▸ WHAT NEEDS TO BE DONE: Search the data for the word "this" and copy every line where it occurs.

==== EXERCISE INPUTS

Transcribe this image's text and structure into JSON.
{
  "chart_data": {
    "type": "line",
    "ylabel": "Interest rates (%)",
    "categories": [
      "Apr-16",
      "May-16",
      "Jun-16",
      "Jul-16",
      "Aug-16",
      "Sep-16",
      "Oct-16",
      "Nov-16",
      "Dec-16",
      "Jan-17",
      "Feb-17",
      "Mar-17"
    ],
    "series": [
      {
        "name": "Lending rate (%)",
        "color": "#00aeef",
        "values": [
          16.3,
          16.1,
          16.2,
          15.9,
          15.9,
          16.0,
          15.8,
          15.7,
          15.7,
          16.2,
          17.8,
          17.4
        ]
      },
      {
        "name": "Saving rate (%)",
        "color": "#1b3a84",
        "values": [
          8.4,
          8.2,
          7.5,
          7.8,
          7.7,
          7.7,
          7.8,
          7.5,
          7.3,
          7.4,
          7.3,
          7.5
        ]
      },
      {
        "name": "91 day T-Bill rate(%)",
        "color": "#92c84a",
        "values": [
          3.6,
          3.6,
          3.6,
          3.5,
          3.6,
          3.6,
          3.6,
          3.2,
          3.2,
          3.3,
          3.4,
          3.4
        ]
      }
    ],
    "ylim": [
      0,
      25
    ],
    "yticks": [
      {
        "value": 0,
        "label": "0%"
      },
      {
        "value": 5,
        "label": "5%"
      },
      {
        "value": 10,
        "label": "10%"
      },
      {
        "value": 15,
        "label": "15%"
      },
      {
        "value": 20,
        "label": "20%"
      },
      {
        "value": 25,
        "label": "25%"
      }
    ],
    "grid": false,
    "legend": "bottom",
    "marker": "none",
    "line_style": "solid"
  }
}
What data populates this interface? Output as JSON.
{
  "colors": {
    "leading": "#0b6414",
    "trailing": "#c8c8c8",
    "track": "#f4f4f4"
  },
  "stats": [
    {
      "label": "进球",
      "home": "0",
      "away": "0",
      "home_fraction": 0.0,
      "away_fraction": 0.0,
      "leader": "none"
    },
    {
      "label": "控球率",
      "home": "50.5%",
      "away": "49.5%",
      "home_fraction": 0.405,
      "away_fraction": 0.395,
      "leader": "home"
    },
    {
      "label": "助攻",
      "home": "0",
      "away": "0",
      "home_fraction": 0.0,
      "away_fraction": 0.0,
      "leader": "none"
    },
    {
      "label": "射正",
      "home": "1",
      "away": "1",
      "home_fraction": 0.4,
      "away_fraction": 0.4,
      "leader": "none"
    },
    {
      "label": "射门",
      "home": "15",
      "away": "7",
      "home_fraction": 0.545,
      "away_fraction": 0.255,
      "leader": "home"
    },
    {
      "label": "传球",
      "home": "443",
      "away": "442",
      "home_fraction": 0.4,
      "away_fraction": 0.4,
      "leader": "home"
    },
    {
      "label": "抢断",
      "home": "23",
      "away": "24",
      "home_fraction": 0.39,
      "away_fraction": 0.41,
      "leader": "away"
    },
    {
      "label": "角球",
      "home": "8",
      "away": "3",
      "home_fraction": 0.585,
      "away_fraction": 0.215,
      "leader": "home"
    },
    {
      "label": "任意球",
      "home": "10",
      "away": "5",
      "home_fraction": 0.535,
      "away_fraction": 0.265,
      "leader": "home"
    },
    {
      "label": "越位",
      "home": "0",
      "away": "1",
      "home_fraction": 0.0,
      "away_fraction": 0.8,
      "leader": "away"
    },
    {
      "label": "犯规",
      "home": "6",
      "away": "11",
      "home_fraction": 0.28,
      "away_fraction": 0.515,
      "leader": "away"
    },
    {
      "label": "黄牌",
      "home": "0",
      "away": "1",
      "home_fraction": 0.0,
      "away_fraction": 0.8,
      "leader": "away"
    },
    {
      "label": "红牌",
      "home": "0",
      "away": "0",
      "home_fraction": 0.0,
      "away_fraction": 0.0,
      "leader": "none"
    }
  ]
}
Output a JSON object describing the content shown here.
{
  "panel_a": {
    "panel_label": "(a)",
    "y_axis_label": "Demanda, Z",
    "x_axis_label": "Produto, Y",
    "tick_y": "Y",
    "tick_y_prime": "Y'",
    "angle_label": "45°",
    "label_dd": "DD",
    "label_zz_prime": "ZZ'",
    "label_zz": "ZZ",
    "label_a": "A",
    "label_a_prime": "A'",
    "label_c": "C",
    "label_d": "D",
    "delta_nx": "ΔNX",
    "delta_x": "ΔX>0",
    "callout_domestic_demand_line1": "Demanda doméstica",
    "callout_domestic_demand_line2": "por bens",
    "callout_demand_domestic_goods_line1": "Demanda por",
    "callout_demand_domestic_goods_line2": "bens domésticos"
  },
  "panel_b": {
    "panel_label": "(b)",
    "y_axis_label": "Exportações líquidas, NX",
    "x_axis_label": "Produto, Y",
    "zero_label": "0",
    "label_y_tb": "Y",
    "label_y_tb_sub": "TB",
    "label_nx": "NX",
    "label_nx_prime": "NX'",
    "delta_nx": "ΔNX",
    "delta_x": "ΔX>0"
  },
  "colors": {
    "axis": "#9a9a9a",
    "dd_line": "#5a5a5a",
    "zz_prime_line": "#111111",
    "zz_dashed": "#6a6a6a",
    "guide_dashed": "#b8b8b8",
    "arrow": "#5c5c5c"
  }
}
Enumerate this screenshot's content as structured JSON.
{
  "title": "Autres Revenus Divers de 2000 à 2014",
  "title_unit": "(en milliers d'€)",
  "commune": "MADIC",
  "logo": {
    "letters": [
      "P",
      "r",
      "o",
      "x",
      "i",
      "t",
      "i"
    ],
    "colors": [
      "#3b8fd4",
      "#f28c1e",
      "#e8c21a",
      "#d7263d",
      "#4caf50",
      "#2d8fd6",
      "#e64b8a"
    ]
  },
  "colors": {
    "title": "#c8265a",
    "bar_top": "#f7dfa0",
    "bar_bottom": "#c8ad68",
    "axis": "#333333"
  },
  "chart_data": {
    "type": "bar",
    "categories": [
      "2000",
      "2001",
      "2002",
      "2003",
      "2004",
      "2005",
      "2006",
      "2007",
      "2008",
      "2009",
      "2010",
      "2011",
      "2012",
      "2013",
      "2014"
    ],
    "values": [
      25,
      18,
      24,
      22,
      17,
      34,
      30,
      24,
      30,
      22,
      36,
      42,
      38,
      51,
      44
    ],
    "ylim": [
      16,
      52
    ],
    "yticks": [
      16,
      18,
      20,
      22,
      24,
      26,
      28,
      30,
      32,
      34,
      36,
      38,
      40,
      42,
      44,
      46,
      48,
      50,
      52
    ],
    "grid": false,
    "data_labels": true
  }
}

========

▸ TASK SOLUTION:
Transcribe this image's text and structure into JSON.
What data populates this interface? Output as JSON.
Enumerate this screenshot's content as structured JSON.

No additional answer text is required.